EXTRACTED RECORDS:

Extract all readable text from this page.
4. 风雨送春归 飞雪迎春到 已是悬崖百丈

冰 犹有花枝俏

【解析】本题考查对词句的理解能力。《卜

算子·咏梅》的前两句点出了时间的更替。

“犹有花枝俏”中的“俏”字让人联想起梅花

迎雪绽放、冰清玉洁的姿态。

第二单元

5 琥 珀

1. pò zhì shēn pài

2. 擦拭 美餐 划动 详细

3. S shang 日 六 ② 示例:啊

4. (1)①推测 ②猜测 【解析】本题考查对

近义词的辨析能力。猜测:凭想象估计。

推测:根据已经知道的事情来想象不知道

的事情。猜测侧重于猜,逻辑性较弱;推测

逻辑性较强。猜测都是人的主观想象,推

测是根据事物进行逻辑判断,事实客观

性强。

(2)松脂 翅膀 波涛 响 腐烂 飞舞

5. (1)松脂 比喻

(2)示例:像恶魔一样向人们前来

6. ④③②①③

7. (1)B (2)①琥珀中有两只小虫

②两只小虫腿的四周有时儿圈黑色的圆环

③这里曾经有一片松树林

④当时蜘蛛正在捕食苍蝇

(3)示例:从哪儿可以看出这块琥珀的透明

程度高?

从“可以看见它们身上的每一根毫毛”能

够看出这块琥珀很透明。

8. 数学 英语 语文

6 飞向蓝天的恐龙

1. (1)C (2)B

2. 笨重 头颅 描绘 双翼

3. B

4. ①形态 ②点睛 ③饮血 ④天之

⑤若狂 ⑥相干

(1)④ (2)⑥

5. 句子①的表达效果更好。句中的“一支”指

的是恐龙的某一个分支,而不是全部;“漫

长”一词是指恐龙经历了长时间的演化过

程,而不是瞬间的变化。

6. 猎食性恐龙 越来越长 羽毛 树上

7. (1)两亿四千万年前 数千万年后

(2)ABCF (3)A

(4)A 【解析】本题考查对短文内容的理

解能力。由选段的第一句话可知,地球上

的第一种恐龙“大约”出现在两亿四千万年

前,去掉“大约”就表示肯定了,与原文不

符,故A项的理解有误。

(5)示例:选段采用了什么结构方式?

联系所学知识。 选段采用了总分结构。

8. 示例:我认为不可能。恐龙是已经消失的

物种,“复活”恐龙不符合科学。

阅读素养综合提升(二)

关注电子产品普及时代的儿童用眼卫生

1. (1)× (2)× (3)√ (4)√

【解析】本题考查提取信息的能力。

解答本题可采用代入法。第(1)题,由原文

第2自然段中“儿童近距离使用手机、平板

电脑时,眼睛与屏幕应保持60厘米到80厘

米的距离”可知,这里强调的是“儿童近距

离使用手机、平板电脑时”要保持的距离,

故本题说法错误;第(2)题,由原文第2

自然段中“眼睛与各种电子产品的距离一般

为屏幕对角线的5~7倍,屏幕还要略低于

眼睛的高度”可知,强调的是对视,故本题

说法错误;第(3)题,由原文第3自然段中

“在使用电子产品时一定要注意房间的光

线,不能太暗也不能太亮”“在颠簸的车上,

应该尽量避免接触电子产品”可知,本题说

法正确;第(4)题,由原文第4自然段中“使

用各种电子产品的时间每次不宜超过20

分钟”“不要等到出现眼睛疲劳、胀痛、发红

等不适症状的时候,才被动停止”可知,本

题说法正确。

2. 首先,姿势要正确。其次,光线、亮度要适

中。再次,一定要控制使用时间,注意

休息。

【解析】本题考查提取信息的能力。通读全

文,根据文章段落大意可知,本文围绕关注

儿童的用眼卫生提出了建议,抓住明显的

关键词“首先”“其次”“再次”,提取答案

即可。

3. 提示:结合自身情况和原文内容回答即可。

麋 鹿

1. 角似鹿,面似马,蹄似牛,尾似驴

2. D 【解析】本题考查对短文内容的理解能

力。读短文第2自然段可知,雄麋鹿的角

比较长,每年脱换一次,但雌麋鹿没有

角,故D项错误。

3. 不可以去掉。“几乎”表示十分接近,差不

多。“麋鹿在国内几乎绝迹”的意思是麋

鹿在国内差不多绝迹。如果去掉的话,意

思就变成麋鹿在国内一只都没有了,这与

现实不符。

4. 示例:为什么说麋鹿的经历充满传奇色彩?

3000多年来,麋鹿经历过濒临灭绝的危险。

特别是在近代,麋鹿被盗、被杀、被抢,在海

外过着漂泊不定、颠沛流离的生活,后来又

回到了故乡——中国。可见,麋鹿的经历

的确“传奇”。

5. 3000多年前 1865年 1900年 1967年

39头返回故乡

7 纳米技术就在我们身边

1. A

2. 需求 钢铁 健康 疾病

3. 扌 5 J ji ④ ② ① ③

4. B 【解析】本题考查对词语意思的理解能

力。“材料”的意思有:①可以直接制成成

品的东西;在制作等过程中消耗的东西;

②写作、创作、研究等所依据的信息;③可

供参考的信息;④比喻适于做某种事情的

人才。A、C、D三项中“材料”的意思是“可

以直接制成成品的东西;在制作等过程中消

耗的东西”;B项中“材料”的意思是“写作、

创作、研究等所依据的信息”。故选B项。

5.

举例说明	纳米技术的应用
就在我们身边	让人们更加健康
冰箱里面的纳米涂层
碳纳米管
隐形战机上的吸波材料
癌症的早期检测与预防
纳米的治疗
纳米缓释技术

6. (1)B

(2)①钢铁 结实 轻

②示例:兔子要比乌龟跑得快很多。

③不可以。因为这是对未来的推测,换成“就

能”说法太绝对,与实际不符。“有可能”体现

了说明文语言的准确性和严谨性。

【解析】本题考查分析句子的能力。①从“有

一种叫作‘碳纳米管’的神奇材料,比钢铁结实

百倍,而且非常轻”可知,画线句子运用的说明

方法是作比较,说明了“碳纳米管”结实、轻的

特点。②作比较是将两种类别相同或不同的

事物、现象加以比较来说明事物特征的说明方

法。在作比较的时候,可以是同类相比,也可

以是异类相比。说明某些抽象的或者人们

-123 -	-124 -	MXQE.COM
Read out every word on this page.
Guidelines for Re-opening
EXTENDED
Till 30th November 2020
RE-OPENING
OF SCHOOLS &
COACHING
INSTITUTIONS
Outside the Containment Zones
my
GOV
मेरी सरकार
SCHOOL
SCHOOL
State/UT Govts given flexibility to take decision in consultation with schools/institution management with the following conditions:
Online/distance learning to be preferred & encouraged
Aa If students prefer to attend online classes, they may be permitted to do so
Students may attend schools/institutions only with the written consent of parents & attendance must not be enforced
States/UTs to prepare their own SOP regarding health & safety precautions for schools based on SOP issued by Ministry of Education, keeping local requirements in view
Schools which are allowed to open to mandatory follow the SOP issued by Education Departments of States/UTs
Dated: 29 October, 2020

EXERCISE OBJECTIVE:
Would you restate each of the entries word for word?

ANSWER FOR THIS EXERCISE:
Extract all readable text from this page.
4. 风雨送春归 飞雪迎春到 已是悬崖百丈

冰 犹有花枝俏

【解析】本题考查对词句的理解能力。《卜

算子·咏梅》的前两句点出了时间的更替。

“犹有花枝俏”中的“俏”字让人联想起梅花

迎雪绽放、冰清玉洁的姿态。

第二单元

5 琥 珀

1. pò zhì shēn pài

2. 擦拭 美餐 划动 详细

3. S shang 日 六 ② 示例:啊

4. (1)①推测 ②猜测 【解析】本题考查对

近义词的辨析能力。猜测:凭想象估计。

推测:根据已经知道的事情来想象不知道

的事情。猜测侧重于猜,逻辑性较弱;推测

逻辑性较强。猜测都是人的主观想象,推

测是根据事物进行逻辑判断,事实客观

性强。

(2)松脂 翅膀 波涛 响 腐烂 飞舞

5. (1)松脂 比喻

(2)示例:像恶魔一样向人们前来

6. ④③②①③

7. (1)B (2)①琥珀中有两只小虫

②两只小虫腿的四周有时儿圈黑色的圆环

③这里曾经有一片松树林

④当时蜘蛛正在捕食苍蝇

(3)示例:从哪儿可以看出这块琥珀的透明

程度高?

从“可以看见它们身上的每一根毫毛”能

够看出这块琥珀很透明。

8. 数学 英语 语文

6 飞向蓝天的恐龙

1. (1)C (2)B

2. 笨重 头颅 描绘 双翼

3. B

4. ①形态 ②点睛 ③饮血 ④天之

⑤若狂 ⑥相干

(1)④ (2)⑥

5. 句子①的表达效果更好。句中的“一支”指

的是恐龙的某一个分支,而不是全部;“漫

长”一词是指恐龙经历了长时间的演化过

程,而不是瞬间的变化。

6. 猎食性恐龙 越来越长 羽毛 树上

7. (1)两亿四千万年前 数千万年后

(2)ABCF (3)A

(4)A 【解析】本题考查对短文内容的理

解能力。由选段的第一句话可知,地球上

的第一种恐龙“大约”出现在两亿四千万年

前,去掉“大约”就表示肯定了,与原文不

符,故A项的理解有误。

(5)示例:选段采用了什么结构方式?

联系所学知识。 选段采用了总分结构。

8. 示例:我认为不可能。恐龙是已经消失的

物种,“复活”恐龙不符合科学。

阅读素养综合提升(二)

关注电子产品普及时代的儿童用眼卫生

1. (1)× (2)× (3)√ (4)√

【解析】本题考查提取信息的能力。

解答本题可采用代入法。第(1)题,由原文

第2自然段中“儿童近距离使用手机、平板

电脑时,眼睛与屏幕应保持60厘米到80厘

米的距离”可知,这里强调的是“儿童近距

离使用手机、平板电脑时”要保持的距离,

故本题说法错误;第(2)题,由原文第2

自然段中“眼睛与各种电子产品的距离一般

为屏幕对角线的5~7倍,屏幕还要略低于

眼睛的高度”可知,强调的是对视,故本题

说法错误;第(3)题,由原文第3自然段中

“在使用电子产品时一定要注意房间的光

线,不能太暗也不能太亮”“在颠簸的车上,

应该尽量避免接触电子产品”可知,本题说

法正确;第(4)题,由原文第4自然段中“使

用各种电子产品的时间每次不宜超过20

分钟”“不要等到出现眼睛疲劳、胀痛、发红

等不适症状的时候,才被动停止”可知,本

题说法正确。

2. 首先,姿势要正确。其次,光线、亮度要适

中。再次,一定要控制使用时间,注意

休息。

【解析】本题考查提取信息的能力。通读全

文,根据文章段落大意可知,本文围绕关注

儿童的用眼卫生提出了建议,抓住明显的

关键词“首先”“其次”“再次”,提取答案

即可。

3. 提示:结合自身情况和原文内容回答即可。

麋 鹿

1. 角似鹿,面似马,蹄似牛,尾似驴

2. D 【解析】本题考查对短文内容的理解能

力。读短文第2自然段可知,雄麋鹿的角

比较长,每年脱换一次,但雌麋鹿没有

角,故D项错误。

3. 不可以去掉。“几乎”表示十分接近,差不

多。“麋鹿在国内几乎绝迹”的意思是麋

鹿在国内差不多绝迹。如果去掉的话,意

思就变成麋鹿在国内一只都没有了,这与

现实不符。

4. 示例:为什么说麋鹿的经历充满传奇色彩?

3000多年来,麋鹿经历过濒临灭绝的危险。

特别是在近代,麋鹿被盗、被杀、被抢,在海

外过着漂泊不定、颠沛流离的生活,后来又

回到了故乡——中国。可见,麋鹿的经历

的确“传奇”。

5. 3000多年前 1865年 1900年 1967年

39头返回故乡

7 纳米技术就在我们身边

1. A

2. 需求 钢铁 健康 疾病

3. 扌 5 J ji ④ ② ① ③

4. B 【解析】本题考查对词语意思的理解能

力。“材料”的意思有:①可以直接制成成

品的东西;在制作等过程中消耗的东西;

②写作、创作、研究等所依据的信息;③可

供参考的信息;④比喻适于做某种事情的

人才。A、C、D三项中“材料”的意思是“可

以直接制成成品的东西;在制作等过程中消

耗的东西”;B项中“材料”的意思是“写作、

创作、研究等所依据的信息”。故选B项。

5.

举例说明	纳米技术的应用
就在我们身边	让人们更加健康
冰箱里面的纳米涂层
碳纳米管
隐形战机上的吸波材料
癌症的早期检测与预防
纳米的治疗
纳米缓释技术

6. (1)B

(2)①钢铁 结实 轻

②示例:兔子要比乌龟跑得快很多。

③不可以。因为这是对未来的推测,换成“就

能”说法太绝对,与实际不符。“有可能”体现

了说明文语言的准确性和严谨性。

【解析】本题考查分析句子的能力。①从“有

一种叫作‘碳纳米管’的神奇材料,比钢铁结实

百倍,而且非常轻”可知,画线句子运用的说明

方法是作比较,说明了“碳纳米管”结实、轻的

特点。②作比较是将两种类别相同或不同的

事物、现象加以比较来说明事物特征的说明方

法。在作比较的时候,可以是同类相比,也可

以是异类相比。说明某些抽象的或者人们

-123 -	-124 -	MXQE.COM
Read out every word on this page.
Guidelines for Re-opening
EXTENDED
Till 30th November 2020
RE-OPENING
OF SCHOOLS &
COACHING
INSTITUTIONS
Outside the Containment Zones
my
GOV
मेरी सरकार
SCHOOL
SCHOOL
State/UT Govts given flexibility to take decision in consultation with schools/institution management with the following conditions:
Online/distance learning to be preferred & encouraged
Aa If students prefer to attend online classes, they may be permitted to do so
Students may attend schools/institutions only with the written consent of parents & attendance must not be enforced
States/UTs to prepare their own SOP regarding health & safety precautions for schools based on SOP issued by Ministry of Education, keeping local requirements in view
Schools which are allowed to open to mandatory follow the SOP issued by Education Departments of States/UTs
Dated: 29 October, 2020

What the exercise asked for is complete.